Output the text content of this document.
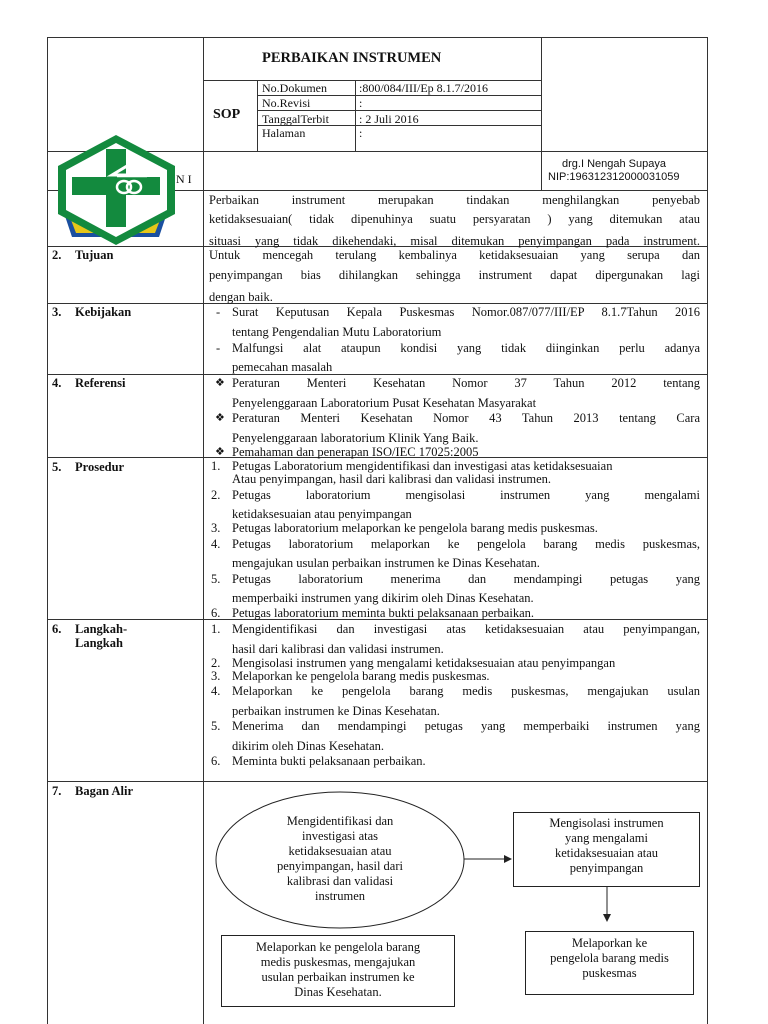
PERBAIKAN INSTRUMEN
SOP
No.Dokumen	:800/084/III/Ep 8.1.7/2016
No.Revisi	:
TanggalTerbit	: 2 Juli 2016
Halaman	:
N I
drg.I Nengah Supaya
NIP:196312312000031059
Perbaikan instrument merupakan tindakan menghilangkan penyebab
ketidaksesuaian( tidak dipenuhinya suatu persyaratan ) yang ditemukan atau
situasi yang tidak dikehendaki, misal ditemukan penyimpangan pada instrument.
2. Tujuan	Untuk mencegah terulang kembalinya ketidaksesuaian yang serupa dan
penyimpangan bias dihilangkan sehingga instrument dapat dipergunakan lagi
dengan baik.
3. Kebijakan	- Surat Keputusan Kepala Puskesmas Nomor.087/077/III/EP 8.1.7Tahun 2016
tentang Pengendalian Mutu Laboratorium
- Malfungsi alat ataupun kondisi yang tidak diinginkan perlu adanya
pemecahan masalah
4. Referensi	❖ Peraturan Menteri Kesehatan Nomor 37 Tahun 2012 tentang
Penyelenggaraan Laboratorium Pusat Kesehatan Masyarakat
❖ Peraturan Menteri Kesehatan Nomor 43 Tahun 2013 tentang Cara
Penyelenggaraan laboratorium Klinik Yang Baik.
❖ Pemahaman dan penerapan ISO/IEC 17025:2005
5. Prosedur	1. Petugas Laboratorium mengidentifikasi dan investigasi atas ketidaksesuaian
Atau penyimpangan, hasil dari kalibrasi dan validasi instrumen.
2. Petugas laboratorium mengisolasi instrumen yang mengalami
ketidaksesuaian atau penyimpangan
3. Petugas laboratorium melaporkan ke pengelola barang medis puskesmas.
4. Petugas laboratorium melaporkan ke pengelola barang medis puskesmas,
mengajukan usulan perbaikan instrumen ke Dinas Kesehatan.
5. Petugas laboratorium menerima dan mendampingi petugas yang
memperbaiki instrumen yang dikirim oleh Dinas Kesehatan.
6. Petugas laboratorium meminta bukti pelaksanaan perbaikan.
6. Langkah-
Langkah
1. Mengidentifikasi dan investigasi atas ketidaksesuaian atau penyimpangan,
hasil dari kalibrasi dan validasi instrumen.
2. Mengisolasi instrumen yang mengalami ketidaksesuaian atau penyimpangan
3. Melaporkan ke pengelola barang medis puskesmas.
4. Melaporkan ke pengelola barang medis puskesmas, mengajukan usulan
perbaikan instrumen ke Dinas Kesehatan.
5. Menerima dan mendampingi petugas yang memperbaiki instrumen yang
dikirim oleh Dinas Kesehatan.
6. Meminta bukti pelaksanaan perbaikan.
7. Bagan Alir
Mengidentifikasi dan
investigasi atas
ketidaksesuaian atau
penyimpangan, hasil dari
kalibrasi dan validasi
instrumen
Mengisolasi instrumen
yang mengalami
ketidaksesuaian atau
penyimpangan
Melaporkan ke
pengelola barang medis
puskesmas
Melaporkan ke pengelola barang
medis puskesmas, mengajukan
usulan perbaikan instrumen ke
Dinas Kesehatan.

* * *

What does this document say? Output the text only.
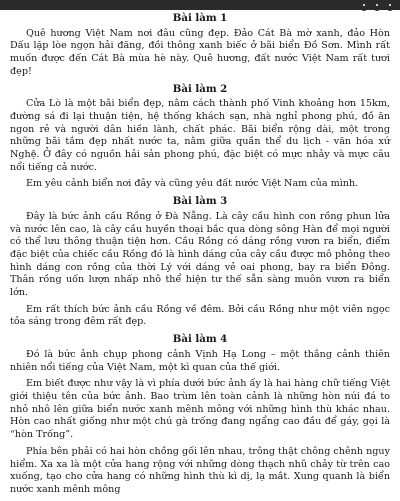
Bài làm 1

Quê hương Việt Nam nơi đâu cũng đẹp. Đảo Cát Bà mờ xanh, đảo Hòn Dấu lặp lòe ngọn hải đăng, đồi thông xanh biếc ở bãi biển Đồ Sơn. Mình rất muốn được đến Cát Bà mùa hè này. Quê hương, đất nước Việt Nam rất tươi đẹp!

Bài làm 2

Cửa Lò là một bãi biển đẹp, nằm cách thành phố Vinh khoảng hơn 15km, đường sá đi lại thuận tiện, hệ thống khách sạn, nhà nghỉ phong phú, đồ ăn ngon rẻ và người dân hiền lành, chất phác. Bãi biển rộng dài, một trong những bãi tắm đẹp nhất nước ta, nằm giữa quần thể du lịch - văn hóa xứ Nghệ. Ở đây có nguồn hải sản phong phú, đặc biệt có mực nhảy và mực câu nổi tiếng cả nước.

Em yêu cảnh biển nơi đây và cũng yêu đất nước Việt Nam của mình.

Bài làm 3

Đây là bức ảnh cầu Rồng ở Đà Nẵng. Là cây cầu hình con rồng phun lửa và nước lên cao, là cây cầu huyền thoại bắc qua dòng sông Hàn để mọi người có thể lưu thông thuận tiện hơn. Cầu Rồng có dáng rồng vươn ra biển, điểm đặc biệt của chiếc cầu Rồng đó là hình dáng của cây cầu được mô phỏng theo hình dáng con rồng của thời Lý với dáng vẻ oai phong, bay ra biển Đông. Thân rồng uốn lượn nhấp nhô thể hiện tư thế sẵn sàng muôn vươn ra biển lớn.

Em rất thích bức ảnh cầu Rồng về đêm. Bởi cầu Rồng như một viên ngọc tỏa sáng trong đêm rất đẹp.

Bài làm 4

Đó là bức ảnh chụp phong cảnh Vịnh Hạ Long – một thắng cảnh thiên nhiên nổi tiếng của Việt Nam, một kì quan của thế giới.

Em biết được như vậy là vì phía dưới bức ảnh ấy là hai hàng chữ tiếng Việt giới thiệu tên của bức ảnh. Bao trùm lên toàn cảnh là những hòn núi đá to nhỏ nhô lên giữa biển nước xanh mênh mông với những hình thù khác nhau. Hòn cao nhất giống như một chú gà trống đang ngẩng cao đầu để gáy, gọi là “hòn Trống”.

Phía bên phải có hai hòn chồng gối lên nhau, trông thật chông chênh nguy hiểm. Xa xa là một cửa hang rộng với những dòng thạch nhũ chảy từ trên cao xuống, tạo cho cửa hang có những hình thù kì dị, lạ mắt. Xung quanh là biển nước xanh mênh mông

---

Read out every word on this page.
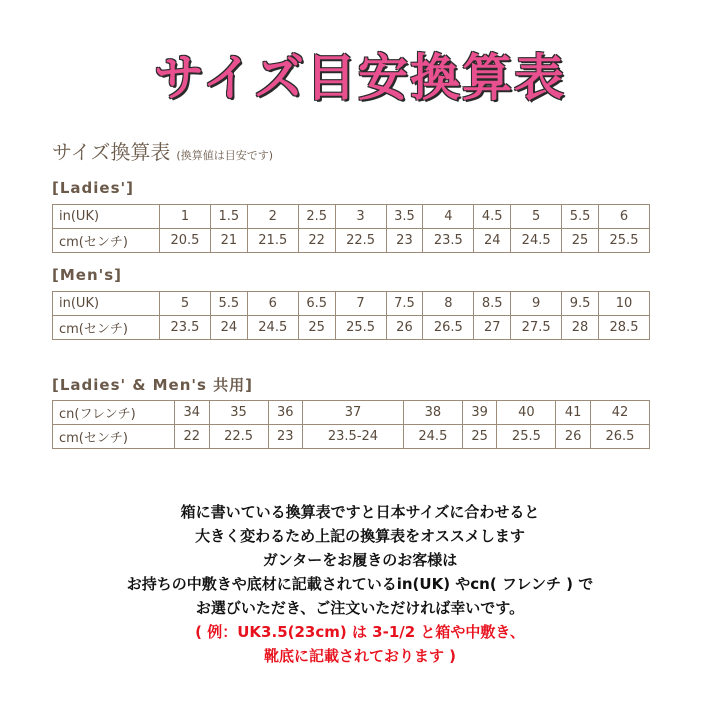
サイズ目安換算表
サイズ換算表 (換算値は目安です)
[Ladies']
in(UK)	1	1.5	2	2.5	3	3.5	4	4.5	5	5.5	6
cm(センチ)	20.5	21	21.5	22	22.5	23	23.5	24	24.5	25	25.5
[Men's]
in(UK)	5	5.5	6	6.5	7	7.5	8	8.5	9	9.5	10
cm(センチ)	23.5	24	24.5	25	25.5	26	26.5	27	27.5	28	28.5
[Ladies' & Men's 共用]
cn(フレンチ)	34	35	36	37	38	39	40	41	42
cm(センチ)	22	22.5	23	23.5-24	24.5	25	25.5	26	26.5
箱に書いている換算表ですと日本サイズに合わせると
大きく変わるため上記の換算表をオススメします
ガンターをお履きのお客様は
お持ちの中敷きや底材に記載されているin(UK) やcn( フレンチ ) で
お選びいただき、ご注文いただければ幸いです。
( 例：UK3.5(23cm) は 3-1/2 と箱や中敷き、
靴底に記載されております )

> _REQUIREMENTS_: Select every line of the records holding the string "bukti".

> _FINISHED ANSWER_:
6. Petugas laboratorium meminta bukti pelaksanaan perbaikan.
6. Meminta bukti pelaksanaan perbaikan.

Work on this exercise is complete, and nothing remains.